+++ Given records +++

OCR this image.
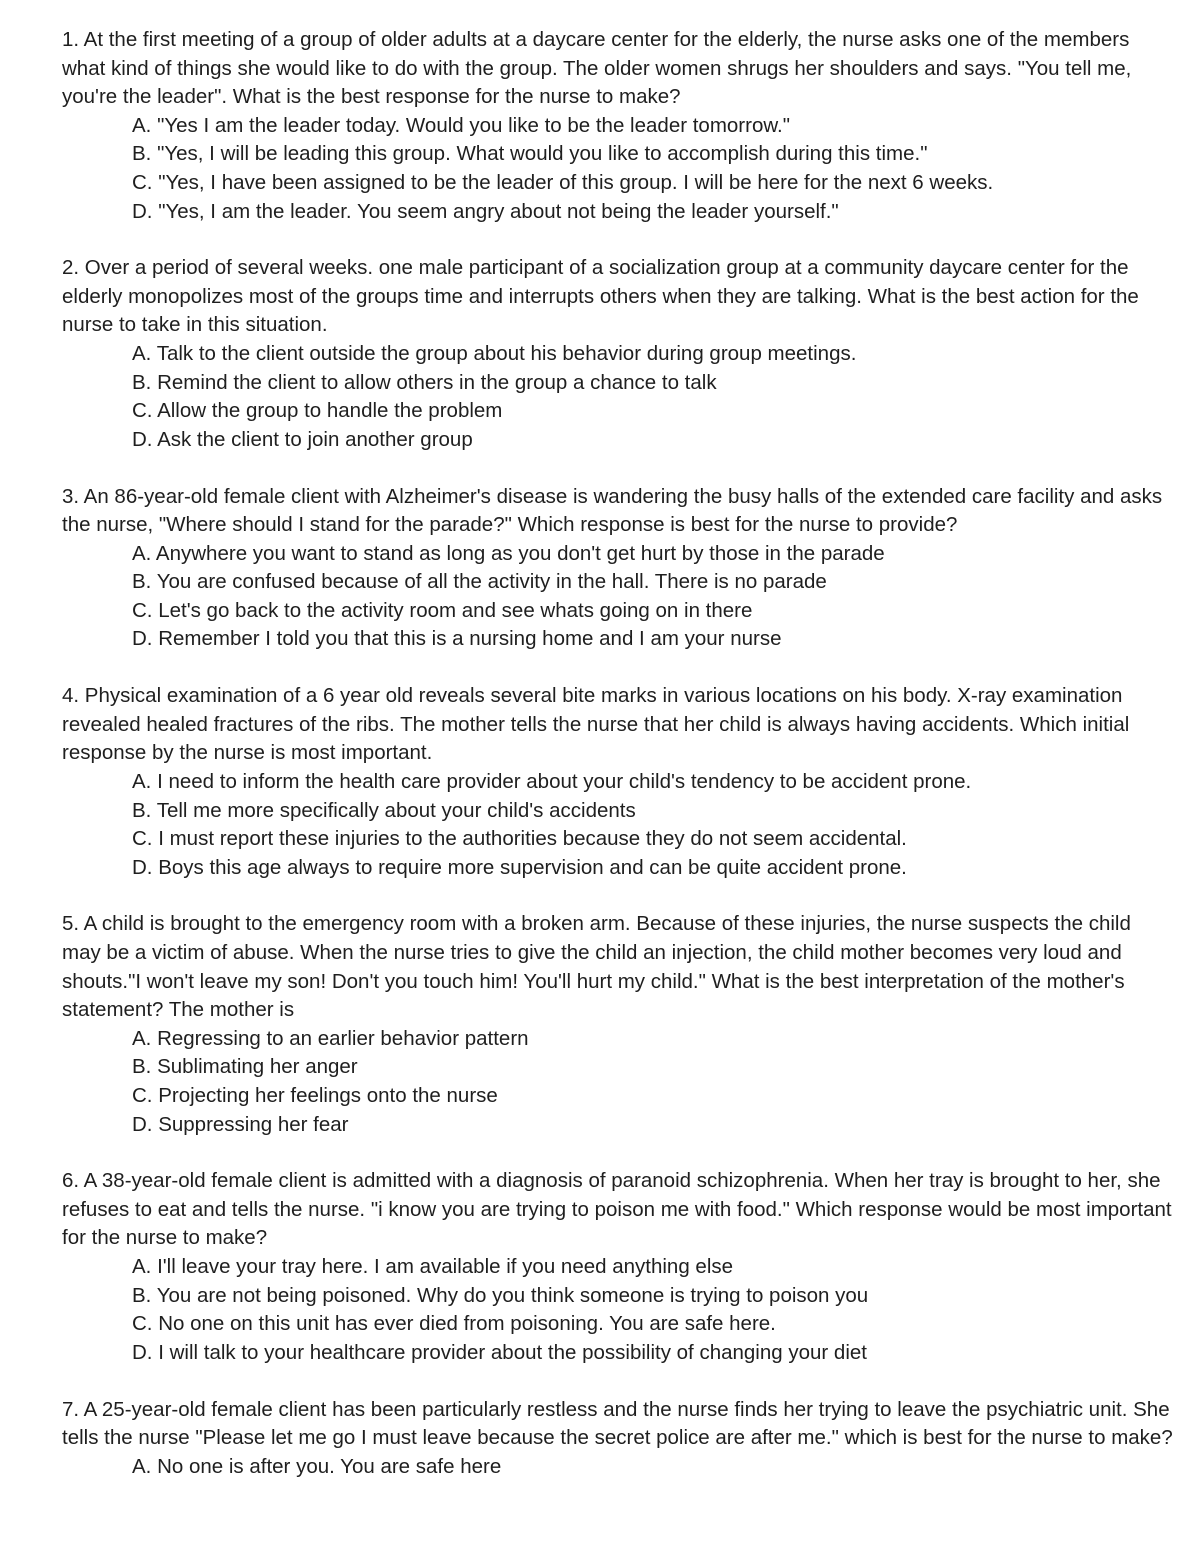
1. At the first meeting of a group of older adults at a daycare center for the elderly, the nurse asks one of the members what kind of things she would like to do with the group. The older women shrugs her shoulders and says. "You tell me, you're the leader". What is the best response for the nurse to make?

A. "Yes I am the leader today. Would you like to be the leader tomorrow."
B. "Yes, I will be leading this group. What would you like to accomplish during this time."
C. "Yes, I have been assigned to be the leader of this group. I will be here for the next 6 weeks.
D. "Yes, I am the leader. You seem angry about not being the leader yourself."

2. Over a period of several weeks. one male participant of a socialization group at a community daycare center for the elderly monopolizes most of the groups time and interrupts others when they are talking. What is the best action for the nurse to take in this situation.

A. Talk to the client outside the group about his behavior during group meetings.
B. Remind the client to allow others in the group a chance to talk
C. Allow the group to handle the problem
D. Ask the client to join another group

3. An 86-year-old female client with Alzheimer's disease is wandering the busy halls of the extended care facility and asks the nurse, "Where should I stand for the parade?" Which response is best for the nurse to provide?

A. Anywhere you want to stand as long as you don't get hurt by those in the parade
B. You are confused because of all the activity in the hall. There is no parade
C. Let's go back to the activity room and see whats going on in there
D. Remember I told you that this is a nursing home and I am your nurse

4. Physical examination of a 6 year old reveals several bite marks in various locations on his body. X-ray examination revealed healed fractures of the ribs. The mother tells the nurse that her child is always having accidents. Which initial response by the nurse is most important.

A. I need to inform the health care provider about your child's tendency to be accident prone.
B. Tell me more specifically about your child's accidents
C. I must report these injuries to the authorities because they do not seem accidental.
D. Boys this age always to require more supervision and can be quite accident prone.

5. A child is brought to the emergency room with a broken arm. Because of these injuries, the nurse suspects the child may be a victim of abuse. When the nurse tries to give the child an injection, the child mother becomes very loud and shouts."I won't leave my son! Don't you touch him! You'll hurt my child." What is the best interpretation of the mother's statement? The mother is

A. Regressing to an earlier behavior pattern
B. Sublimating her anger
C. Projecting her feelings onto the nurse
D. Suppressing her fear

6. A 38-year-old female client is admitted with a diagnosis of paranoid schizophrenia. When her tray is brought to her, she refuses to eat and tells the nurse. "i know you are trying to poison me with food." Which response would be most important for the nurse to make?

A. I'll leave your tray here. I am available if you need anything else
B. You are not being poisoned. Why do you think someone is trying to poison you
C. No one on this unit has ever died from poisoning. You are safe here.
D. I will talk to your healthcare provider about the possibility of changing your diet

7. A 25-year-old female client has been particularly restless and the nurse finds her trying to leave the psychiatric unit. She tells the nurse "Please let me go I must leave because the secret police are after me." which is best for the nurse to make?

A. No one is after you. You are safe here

+++
+++ Given records +++

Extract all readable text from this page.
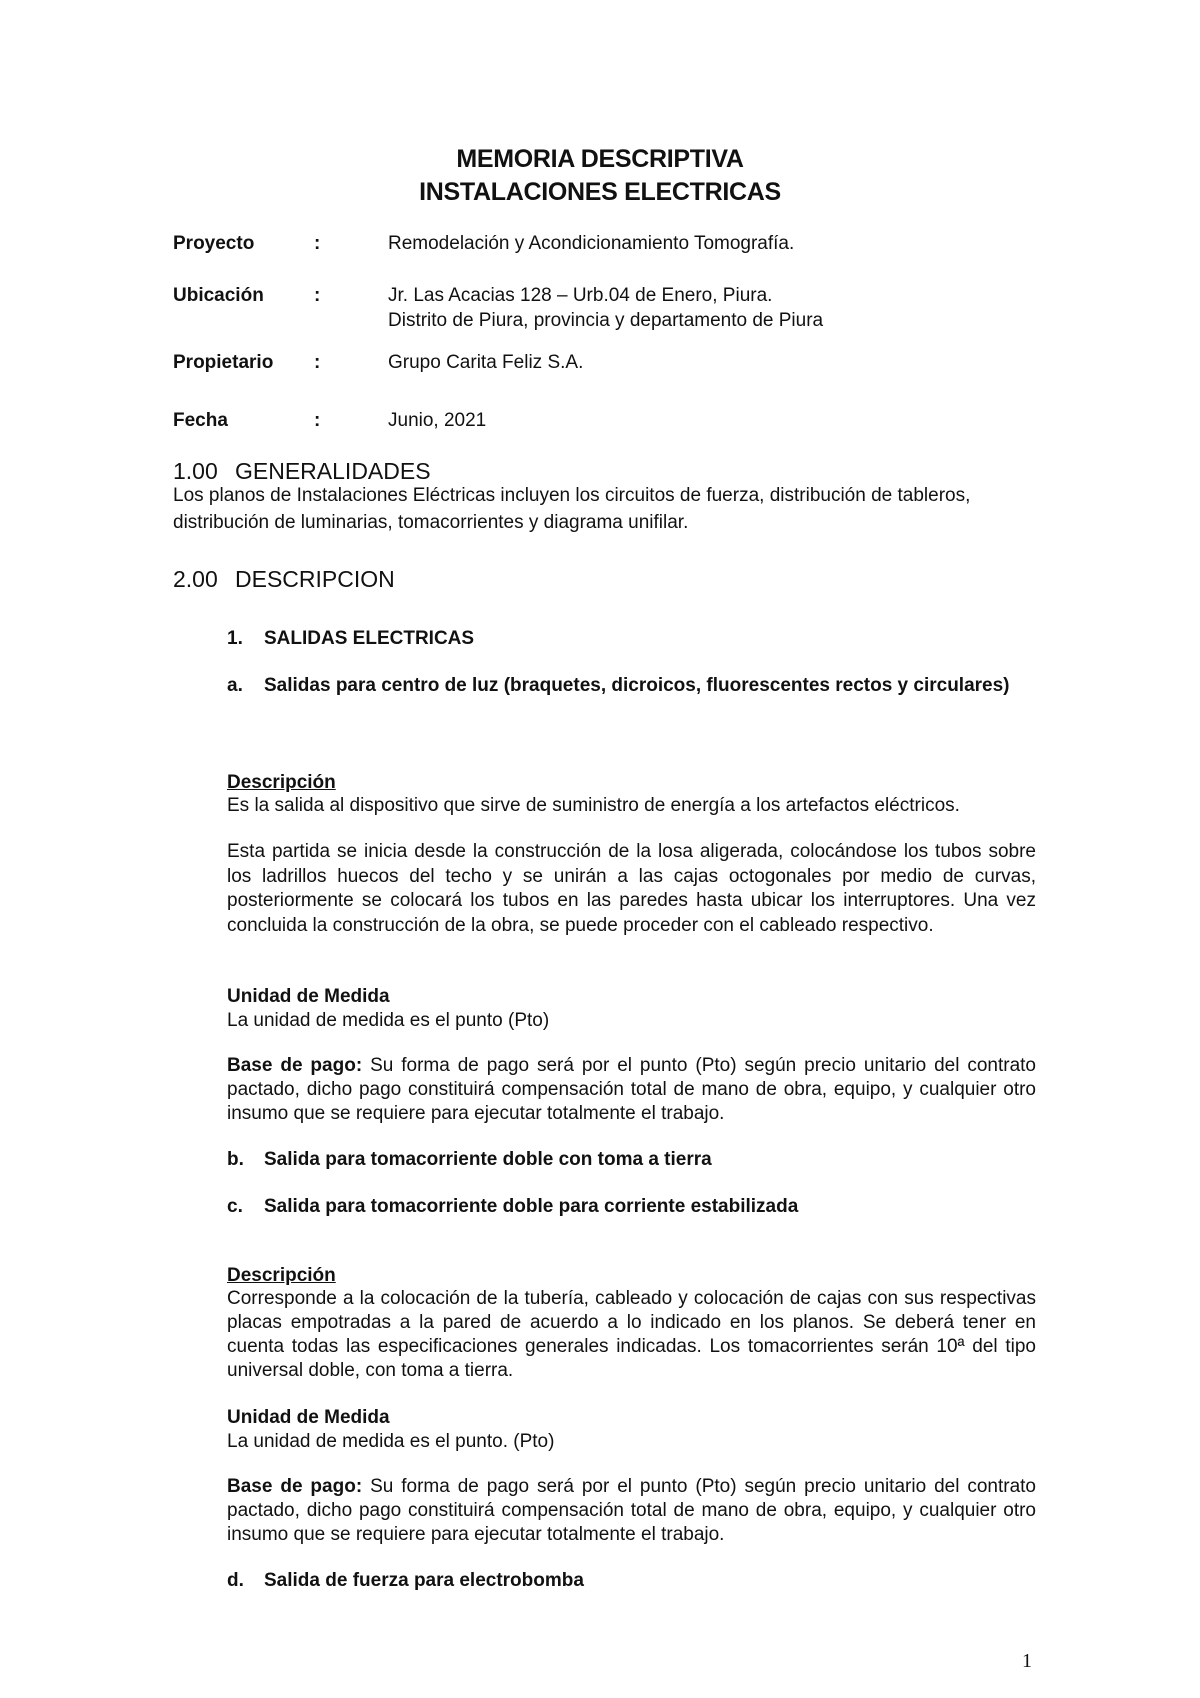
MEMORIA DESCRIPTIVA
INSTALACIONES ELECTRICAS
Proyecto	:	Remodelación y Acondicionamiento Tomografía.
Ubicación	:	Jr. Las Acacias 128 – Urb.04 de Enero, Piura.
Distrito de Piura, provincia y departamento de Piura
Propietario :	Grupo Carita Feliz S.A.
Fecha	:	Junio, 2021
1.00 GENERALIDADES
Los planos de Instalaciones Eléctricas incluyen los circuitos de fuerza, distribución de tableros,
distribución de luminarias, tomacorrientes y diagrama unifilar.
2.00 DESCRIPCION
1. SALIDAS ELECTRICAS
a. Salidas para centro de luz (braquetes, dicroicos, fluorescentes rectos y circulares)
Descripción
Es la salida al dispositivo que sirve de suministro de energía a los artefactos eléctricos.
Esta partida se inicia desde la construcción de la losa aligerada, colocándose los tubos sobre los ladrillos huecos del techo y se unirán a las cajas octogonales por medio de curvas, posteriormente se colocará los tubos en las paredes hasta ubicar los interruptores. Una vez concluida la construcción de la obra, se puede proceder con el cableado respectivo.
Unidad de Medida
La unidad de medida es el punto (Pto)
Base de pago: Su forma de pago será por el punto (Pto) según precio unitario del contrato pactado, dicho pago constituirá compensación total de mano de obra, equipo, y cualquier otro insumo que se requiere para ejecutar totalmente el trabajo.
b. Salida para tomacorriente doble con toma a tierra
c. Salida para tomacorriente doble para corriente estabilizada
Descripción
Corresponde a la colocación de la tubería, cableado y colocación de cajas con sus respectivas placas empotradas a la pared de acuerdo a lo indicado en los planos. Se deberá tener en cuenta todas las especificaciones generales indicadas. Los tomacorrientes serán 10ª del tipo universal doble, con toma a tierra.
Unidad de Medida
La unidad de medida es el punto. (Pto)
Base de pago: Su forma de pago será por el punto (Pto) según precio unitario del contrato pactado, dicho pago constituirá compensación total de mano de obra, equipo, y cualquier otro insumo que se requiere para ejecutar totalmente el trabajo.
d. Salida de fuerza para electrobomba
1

+++

● **What is asked**:
What is the number of lines in the data above that include the word "they"? Answer with that number only.

● **Solution to the exercise**:
2